Escrevo aos Ministros Luís Roberto Barroso e Edson Fachin, em homenagem à sincera admiração que nutro por ambos, há mais de duas décadas, fruto do imenso respeito por suas trajetórias acadêmicas e profissionais.

Escrevo publicamente porque, em se tratando do tema que diz com a República não se recomenda a confortável opção pela reserva, cabendo à publicidade o papel de veículo de receios, mas também de legítimas expectativas.

Finda a ditadura empresarial-militar, o Brasil experimentou dois processos de impeachment de Presidentes eleitos. Foram momentos críticos em nosso recente estágio de amadurecimento institucional democrático. Ainda não sararam as feridas do que cassou o mandato de Dilma Rousseff.

Fato é que quaisquer que sejam nossas opiniões sobre as relações de causa e efeito entre a crise política gerada no último impedimento presidencial e o atual momento de instabilidade, a manifestação do Comandante do Exército, às vésperas do julgamento pelo STF do habeas corpus impetrado pela Defesa do ex-Presidente Lula, que tem por matéria central a definição do âmbito da presunção de inocência, traz implícita inédita grave ameaça à ordem democrática.

Chegar a esse ponto – que intranquiliza os brasileiros comprometidos com a democracia e a República – apenas foi possível porque antes, a passos largos e decididos, os vários setores responsáveis pela estabilidade democrática decidiram tensionar ao máximo a nossa jovem democracia, levando a Constituição ao estresse, em seu grau mais avançado.

Quer pelos motivos menos honestos, como os que inspiraram o ex-Deputado Eduardo Cunha, quer por razões que à vista de seus autores seriam justificáveis pelo apego a valores de probidade, a realidade é que esses setores colocaram concretamente à prova o sentido mais essencial de integridade das cláusulas fundamentais da Constituição, da legitimidade do exercício dos Poderes, ao significado textual inquestionável da presunção de inocência, assegurado pelo histórico de sua delimitação na Constituinte de 1987-1988.

As cláusulas pétreas [porque o que nós estamos discutindo nesse habeas corpus do Presidente Lula são as cláusulas pétreas] foram testadas, como foi testada a resistência da democracia, ao desrespeito dessas franquias, violações dissimuladas, em superação das suas razões históricas.

● **REGISTROS DO CONJUNTO**:
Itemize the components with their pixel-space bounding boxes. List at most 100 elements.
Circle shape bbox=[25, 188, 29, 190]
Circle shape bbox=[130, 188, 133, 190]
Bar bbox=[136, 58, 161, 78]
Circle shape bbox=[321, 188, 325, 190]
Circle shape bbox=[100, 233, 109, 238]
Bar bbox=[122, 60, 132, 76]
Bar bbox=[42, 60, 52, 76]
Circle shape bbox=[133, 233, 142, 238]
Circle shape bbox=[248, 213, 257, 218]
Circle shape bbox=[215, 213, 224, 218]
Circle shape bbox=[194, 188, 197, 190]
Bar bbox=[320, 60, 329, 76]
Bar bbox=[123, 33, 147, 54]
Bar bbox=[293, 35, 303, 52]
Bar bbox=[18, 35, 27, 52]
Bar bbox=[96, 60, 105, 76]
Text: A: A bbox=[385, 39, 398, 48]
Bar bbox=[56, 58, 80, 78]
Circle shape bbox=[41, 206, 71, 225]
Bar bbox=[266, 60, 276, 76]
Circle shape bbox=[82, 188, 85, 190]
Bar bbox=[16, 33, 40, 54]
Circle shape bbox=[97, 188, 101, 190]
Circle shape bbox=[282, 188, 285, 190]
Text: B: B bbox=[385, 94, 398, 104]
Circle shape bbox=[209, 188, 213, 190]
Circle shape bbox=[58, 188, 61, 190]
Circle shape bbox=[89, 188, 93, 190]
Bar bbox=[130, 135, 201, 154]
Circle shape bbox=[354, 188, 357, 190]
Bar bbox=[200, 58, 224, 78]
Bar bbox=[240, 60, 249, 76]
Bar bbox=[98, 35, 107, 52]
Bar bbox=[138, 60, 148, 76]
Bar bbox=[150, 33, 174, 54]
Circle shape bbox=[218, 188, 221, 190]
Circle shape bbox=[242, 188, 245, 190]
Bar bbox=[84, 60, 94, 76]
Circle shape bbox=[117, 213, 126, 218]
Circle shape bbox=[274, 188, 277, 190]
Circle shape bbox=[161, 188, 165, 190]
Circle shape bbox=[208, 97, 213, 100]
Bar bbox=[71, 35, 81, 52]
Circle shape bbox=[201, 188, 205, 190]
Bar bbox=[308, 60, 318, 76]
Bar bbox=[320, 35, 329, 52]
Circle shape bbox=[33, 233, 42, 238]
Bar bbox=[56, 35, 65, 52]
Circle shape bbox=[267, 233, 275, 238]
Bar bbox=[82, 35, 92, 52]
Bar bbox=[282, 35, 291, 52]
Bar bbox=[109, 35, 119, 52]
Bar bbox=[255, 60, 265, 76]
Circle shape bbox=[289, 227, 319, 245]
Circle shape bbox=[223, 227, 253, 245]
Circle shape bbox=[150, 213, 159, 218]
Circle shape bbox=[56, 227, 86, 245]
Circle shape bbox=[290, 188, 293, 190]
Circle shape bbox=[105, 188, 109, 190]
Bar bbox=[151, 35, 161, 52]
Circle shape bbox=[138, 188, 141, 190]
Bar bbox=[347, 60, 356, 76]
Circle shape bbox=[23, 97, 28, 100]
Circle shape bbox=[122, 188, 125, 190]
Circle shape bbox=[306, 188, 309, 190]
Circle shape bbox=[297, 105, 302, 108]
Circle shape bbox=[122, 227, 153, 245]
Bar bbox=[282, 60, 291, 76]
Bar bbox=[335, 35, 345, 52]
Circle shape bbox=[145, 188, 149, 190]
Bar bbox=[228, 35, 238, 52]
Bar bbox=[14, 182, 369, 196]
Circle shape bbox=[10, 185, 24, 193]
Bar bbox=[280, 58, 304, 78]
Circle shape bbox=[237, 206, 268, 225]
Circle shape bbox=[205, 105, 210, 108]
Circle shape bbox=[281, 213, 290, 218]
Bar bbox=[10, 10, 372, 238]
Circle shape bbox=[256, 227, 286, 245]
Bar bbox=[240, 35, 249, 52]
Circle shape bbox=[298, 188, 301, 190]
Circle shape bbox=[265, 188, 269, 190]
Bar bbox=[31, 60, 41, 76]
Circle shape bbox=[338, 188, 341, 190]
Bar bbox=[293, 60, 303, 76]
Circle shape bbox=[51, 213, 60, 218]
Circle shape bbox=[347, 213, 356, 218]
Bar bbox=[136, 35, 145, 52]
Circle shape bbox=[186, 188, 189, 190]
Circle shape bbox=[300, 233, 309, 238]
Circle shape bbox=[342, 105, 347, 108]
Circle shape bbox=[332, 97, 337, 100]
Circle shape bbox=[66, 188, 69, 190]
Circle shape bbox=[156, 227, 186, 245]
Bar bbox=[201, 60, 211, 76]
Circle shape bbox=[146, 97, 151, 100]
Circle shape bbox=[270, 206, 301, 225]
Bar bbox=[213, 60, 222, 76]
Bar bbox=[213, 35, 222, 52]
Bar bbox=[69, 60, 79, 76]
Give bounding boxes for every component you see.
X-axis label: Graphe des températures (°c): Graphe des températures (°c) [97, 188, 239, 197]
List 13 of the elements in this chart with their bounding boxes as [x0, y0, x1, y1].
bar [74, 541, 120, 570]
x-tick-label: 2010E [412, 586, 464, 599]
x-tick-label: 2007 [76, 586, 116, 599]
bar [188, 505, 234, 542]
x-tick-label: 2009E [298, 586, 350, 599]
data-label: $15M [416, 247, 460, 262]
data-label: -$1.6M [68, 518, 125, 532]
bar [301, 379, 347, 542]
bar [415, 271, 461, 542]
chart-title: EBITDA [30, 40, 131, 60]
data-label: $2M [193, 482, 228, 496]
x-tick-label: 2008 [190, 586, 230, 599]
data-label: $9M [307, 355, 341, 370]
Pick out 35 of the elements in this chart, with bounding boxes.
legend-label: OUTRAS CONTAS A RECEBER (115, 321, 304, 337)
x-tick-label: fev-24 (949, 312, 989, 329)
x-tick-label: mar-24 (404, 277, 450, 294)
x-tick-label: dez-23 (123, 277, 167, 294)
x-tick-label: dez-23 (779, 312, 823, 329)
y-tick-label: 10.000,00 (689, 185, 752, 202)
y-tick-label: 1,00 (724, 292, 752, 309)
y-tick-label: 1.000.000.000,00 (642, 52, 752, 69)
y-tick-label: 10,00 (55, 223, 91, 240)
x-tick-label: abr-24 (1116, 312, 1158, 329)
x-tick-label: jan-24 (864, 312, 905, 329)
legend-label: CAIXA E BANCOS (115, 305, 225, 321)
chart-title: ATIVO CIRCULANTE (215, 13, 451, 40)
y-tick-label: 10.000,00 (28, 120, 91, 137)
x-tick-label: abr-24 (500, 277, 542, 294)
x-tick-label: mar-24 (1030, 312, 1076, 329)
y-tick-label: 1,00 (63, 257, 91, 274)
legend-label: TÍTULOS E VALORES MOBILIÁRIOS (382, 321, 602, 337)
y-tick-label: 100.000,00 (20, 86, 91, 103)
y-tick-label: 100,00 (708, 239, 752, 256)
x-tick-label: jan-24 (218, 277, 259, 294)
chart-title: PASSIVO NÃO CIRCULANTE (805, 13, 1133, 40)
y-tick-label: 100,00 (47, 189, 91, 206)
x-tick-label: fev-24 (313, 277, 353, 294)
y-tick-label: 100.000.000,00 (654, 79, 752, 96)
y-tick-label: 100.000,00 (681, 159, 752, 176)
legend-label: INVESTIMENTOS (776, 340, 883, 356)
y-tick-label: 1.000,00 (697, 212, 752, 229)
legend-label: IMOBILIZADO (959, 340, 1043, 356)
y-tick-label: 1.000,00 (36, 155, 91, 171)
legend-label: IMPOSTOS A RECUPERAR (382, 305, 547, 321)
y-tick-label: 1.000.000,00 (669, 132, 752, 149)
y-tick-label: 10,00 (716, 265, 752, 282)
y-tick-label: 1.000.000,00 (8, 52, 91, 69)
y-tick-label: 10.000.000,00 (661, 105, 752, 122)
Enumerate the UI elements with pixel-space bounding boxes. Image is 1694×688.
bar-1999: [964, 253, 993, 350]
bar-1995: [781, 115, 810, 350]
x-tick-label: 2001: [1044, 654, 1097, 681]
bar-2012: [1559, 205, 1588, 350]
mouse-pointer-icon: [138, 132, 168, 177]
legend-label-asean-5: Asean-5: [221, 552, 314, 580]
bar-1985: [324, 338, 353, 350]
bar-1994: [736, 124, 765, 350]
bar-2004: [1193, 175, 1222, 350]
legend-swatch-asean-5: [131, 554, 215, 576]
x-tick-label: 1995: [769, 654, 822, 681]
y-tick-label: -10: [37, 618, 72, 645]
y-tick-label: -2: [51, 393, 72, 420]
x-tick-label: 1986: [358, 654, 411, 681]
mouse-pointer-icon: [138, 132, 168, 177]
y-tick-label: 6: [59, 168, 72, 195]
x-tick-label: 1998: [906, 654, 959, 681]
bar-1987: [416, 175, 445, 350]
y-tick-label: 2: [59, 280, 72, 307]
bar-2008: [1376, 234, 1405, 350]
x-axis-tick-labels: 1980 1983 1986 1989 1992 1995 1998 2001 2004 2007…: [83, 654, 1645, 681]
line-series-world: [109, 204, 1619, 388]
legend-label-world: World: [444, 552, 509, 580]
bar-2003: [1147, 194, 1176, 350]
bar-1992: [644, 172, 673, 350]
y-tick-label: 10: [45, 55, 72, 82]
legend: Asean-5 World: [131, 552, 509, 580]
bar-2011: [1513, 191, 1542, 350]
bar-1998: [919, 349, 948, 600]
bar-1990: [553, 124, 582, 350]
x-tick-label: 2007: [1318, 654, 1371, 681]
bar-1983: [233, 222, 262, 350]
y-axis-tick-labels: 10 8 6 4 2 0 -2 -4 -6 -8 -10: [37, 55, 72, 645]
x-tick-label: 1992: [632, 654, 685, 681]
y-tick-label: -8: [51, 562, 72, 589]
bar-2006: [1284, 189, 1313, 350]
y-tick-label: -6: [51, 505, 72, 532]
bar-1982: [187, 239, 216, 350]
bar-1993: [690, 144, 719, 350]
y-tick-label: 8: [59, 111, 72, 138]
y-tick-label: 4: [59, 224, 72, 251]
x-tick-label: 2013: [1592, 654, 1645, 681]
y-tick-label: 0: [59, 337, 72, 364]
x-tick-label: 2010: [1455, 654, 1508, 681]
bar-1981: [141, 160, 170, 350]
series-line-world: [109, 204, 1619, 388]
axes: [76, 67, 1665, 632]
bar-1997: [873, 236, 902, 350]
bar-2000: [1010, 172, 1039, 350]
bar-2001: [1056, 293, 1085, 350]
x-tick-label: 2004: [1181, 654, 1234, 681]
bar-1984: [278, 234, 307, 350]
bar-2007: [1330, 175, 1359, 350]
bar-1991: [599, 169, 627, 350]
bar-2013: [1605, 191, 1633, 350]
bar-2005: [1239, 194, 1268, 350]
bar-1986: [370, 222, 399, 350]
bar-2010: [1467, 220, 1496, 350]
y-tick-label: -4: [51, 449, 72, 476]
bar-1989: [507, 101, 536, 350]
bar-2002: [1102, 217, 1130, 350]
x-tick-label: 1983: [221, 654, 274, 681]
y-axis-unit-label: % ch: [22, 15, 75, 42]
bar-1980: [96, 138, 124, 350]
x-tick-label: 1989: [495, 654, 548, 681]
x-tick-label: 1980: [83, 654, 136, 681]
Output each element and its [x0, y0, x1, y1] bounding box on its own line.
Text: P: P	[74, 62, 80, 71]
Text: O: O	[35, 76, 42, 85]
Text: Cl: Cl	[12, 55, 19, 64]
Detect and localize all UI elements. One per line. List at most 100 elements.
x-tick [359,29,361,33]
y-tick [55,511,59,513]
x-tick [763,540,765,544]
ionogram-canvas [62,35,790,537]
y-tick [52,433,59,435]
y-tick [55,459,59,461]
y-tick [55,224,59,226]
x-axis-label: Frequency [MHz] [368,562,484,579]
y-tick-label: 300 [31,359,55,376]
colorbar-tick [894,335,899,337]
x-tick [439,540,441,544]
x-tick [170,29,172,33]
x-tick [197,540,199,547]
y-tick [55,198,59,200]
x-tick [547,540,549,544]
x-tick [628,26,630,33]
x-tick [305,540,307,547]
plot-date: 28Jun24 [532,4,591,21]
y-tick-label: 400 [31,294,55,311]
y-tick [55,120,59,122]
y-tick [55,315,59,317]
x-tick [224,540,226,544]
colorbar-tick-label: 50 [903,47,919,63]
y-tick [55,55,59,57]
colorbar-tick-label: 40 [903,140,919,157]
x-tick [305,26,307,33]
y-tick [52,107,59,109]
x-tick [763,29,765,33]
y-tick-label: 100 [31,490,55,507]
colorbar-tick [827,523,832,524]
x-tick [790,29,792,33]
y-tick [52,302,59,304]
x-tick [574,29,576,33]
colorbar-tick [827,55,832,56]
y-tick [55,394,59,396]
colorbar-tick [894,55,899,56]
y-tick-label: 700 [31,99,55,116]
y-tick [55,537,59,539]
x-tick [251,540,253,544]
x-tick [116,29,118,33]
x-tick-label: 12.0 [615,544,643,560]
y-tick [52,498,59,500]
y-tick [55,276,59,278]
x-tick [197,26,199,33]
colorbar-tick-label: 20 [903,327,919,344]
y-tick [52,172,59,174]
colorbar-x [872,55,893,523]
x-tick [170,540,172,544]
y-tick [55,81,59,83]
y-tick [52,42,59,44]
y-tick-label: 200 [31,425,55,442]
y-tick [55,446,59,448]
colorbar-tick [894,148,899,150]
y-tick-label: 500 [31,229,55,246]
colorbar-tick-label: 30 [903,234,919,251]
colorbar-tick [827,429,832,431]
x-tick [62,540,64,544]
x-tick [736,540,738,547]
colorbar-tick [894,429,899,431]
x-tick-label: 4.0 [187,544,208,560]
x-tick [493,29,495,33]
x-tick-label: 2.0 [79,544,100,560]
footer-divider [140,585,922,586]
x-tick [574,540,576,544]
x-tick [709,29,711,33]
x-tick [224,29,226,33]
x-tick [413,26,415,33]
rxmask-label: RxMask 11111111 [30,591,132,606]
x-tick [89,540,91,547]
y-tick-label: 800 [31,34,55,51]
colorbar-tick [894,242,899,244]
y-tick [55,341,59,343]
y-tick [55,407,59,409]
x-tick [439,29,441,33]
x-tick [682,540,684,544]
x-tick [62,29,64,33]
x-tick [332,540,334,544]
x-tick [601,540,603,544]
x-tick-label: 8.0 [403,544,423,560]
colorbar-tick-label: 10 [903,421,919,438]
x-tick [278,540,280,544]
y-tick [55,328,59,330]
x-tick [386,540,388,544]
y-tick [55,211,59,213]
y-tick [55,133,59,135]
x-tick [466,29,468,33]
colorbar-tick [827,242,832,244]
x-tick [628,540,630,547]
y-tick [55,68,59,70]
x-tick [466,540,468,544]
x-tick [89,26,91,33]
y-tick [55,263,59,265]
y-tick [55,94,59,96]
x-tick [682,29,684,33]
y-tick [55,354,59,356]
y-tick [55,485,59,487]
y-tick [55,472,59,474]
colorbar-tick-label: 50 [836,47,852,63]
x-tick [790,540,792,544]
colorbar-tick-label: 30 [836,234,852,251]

● **INSTRUÇÕES DO EXERCÍCIO**:
A – Reescreva os registros desde o início até a linha que contém "Circle shape bbox=[117, 213, 126, 218]", incluindo essa linha, e troque "Bar" por "Rectangle" sem alterar mais nada.
B – Por favor, continue a carta aos Ministros Barroso e Fachin a partir do ponto em que ela termina.
O texto e os registros têm origens diferentes.

● **RESPOSTAS FINAIS**:
A –
Itemize the components with their pixel-space bounding boxes. List at most 100 elements.
Circle shape bbox=[25, 188, 29, 190]
Circle shape bbox=[130, 188, 133, 190]
Rectangle bbox=[136, 58, 161, 78]
Circle shape bbox=[321, 188, 325, 190]
Circle shape bbox=[100, 233, 109, 238]
Rectangle bbox=[122, 60, 132, 76]
Rectangle bbox=[42, 60, 52, 76]
Circle shape bbox=[133, 233, 142, 238]
Circle shape bbox=[248, 213, 257, 218]
Circle shape bbox=[215, 213, 224, 218]
Circle shape bbox=[194, 188, 197, 190]
Rectangle bbox=[320, 60, 329, 76]
Rectangle bbox=[123, 33, 147, 54]
Rectangle bbox=[293, 35, 303, 52]
Rectangle bbox=[18, 35, 27, 52]
Rectangle bbox=[96, 60, 105, 76]
Text: A: A bbox=[385, 39, 398, 48]
Rectangle bbox=[56, 58, 80, 78]
Circle shape bbox=[41, 206, 71, 225]
Rectangle bbox=[266, 60, 276, 76]
Circle shape bbox=[82, 188, 85, 190]
Rectangle bbox=[16, 33, 40, 54]
Circle shape bbox=[97, 188, 101, 190]
Circle shape bbox=[282, 188, 285, 190]
Text: B: B bbox=[385, 94, 398, 104]
Circle shape bbox=[209, 188, 213, 190]
Circle shape bbox=[58, 188, 61, 190]
Circle shape bbox=[89, 188, 93, 190]
Rectangle bbox=[130, 135, 201, 154]
Circle shape bbox=[354, 188, 357, 190]
Rectangle bbox=[200, 58, 224, 78]
Rectangle bbox=[240, 60, 249, 76]
Rectangle bbox=[98, 35, 107, 52]
Rectangle bbox=[138, 60, 148, 76]
Rectangle bbox=[150, 33, 174, 54]
Circle shape bbox=[218, 188, 221, 190]
Circle shape bbox=[242, 188, 245, 190]
Rectangle bbox=[84, 60, 94, 76]
Circle shape bbox=[117, 213, 126, 218]

B –
O resultado não poderia ser diferente. Se as principais instituições responsáveis por assegurar e aplicar a Constituição acham-se com poder para modificar as regras constitucionais, à revelia da proibição expressa na própria Carta, outras pessoas e instituições sentem-se incentivadas a também violar a Constituição, a propósito de preservar o seu espírito.

    Senadora Fátima, o art. 5º, inciso LVII, esse que fala que a pessoa só pode ser presa com trânsito em julgado, é cláusula pétrea. Nem por emenda constitucional nós podemos modificar. Só pode modificar em outra Assembleia Nacional Constituinte. Imaginar, então, que uma interpretação do Supremo pode modificar a cláusula pétrea... É para isso que chama a atenção aqui o grande jurista Geraldo Prado.

    E diz mais:

Havia um motivo político para a proibição de emendas constitucionais relativamente a determinados temas. As três décadas passadas, desde 1985, empalideceram a memória desse motivo, mas não o fizeram desaparecer.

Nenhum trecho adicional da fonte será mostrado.